## Supplied records
□ □ □ □ □ □ □
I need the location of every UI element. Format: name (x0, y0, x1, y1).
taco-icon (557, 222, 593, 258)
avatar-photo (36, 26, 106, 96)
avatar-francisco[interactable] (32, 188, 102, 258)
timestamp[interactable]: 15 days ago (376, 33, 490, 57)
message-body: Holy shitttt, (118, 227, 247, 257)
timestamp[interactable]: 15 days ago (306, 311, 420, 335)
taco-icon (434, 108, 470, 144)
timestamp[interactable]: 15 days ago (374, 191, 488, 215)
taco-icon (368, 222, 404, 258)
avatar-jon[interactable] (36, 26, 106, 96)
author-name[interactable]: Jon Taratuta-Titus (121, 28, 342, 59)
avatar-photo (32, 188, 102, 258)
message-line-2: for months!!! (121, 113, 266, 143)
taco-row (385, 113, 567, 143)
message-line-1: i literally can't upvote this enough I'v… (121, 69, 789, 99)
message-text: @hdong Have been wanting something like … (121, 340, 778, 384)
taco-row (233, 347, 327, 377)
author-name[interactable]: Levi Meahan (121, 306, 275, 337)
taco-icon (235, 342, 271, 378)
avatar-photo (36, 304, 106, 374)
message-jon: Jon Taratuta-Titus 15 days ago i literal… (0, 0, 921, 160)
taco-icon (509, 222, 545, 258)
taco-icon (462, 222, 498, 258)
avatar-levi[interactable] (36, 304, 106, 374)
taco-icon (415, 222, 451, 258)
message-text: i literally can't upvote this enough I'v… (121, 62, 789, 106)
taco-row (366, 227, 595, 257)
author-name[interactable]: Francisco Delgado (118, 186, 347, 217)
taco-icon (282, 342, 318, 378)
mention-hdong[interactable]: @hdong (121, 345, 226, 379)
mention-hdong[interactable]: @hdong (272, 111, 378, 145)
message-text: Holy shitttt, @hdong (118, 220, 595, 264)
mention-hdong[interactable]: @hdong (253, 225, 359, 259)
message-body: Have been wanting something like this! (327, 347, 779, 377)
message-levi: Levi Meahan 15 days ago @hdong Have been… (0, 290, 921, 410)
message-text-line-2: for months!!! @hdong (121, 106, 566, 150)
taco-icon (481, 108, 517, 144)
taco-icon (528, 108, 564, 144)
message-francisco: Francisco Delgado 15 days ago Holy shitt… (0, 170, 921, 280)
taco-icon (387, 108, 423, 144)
□ □ □ □ □ □ □
## What is needed
Return every line of the material above without changing a character, keeping the original order.

## Result for this task
I need the location of every UI element. Format: name (x0, y0, x1, y1).
taco-icon (557, 222, 593, 258)
avatar-photo (36, 26, 106, 96)
avatar-francisco[interactable] (32, 188, 102, 258)
timestamp[interactable]: 15 days ago (376, 33, 490, 57)
message-body: Holy shitttt, (118, 227, 247, 257)
timestamp[interactable]: 15 days ago (306, 311, 420, 335)
taco-icon (434, 108, 470, 144)
timestamp[interactable]: 15 days ago (374, 191, 488, 215)
taco-icon (368, 222, 404, 258)
avatar-jon[interactable] (36, 26, 106, 96)
author-name[interactable]: Jon Taratuta-Titus (121, 28, 342, 59)
avatar-photo (32, 188, 102, 258)
message-line-2: for months!!! (121, 113, 266, 143)
taco-row (385, 113, 567, 143)
message-line-1: i literally can't upvote this enough I'v… (121, 69, 789, 99)
message-text: @hdong Have been wanting something like … (121, 340, 778, 384)
taco-row (233, 347, 327, 377)
author-name[interactable]: Levi Meahan (121, 306, 275, 337)
taco-icon (235, 342, 271, 378)
avatar-photo (36, 304, 106, 374)
message-jon: Jon Taratuta-Titus 15 days ago i literal… (0, 0, 921, 160)
taco-icon (509, 222, 545, 258)
taco-icon (462, 222, 498, 258)
avatar-levi[interactable] (36, 304, 106, 374)
taco-icon (415, 222, 451, 258)
message-text: i literally can't upvote this enough I'v… (121, 62, 789, 106)
taco-row (366, 227, 595, 257)
author-name[interactable]: Francisco Delgado (118, 186, 347, 217)
taco-icon (282, 342, 318, 378)
mention-hdong[interactable]: @hdong (121, 345, 226, 379)
mention-hdong[interactable]: @hdong (272, 111, 378, 145)
message-text: Holy shitttt, @hdong (118, 220, 595, 264)
mention-hdong[interactable]: @hdong (253, 225, 359, 259)
message-body: Have been wanting something like this! (327, 347, 779, 377)
message-levi: Levi Meahan 15 days ago @hdong Have been… (0, 290, 921, 410)
message-text-line-2: for months!!! @hdong (121, 106, 566, 150)
taco-icon (481, 108, 517, 144)
taco-icon (528, 108, 564, 144)
message-francisco: Francisco Delgado 15 days ago Holy shitt… (0, 170, 921, 280)
taco-icon (387, 108, 423, 144)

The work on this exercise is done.